(Recorded data)
================
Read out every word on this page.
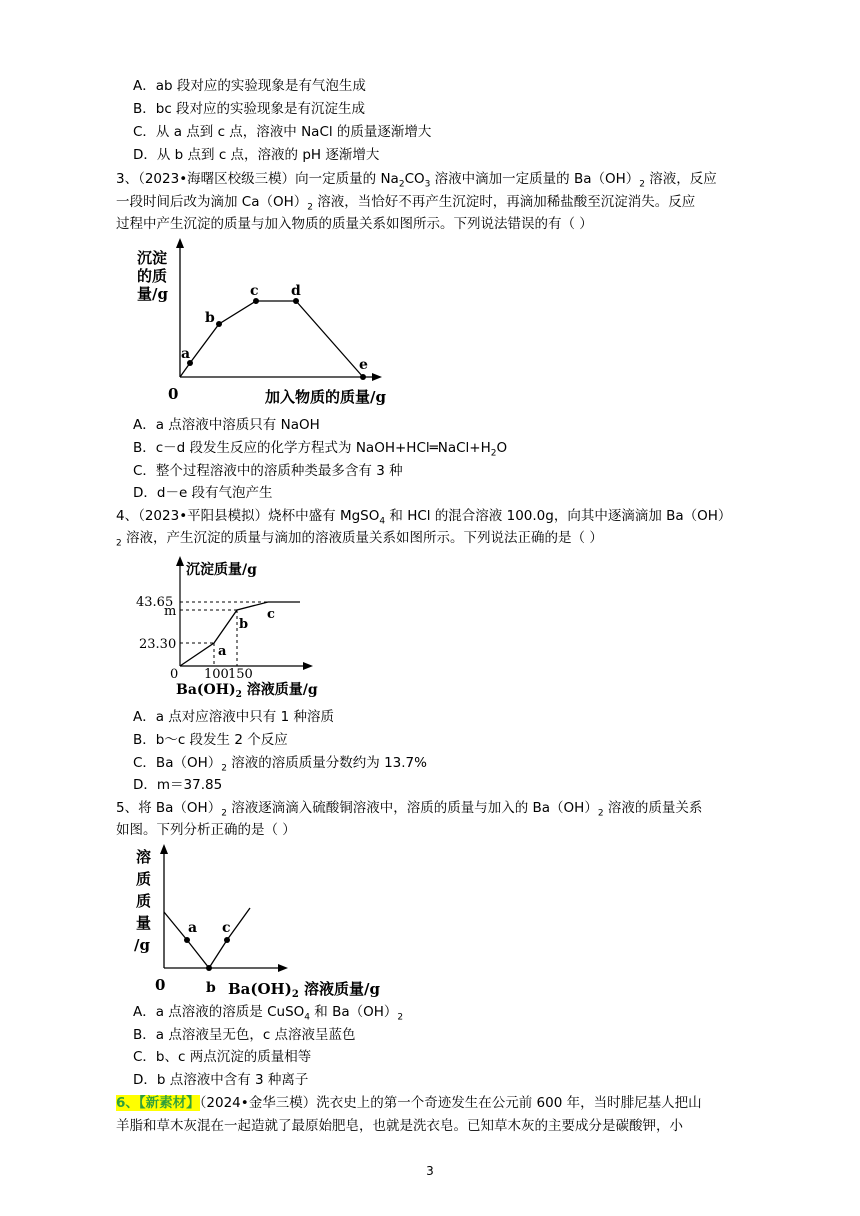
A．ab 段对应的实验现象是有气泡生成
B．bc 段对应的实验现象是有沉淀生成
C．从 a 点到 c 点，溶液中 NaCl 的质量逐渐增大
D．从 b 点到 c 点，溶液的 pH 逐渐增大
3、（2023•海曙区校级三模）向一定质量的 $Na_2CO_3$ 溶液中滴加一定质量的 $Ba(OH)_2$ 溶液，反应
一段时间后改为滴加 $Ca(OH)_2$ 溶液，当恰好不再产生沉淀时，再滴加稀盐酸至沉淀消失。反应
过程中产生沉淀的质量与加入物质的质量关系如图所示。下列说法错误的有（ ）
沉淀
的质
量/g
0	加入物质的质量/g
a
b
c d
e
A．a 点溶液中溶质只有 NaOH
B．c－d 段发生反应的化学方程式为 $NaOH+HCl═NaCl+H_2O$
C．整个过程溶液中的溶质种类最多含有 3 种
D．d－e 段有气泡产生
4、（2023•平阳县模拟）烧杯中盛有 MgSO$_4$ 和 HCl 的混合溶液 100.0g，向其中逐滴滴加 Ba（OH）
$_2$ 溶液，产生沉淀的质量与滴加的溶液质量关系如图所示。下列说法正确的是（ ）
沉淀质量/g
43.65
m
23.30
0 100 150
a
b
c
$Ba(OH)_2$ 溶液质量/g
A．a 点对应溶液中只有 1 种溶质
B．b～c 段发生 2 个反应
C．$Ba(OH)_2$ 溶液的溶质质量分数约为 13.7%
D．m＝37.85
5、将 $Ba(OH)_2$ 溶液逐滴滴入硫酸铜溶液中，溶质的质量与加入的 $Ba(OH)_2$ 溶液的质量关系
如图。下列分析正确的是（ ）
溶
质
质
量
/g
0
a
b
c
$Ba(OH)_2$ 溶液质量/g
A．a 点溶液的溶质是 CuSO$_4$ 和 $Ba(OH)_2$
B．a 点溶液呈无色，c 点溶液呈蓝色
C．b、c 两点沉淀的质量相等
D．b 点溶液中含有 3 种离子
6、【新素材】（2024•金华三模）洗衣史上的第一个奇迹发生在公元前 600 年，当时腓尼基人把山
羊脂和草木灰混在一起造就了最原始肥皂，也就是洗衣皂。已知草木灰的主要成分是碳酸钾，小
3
================
● Work to be completed: List each line in the listing that contains the string "NaOH".

● The solution:
A．a 点溶液中溶质只有 NaOH
B．c－d 段发生反应的化学方程式为 $NaOH+HCl═NaCl+H_2O$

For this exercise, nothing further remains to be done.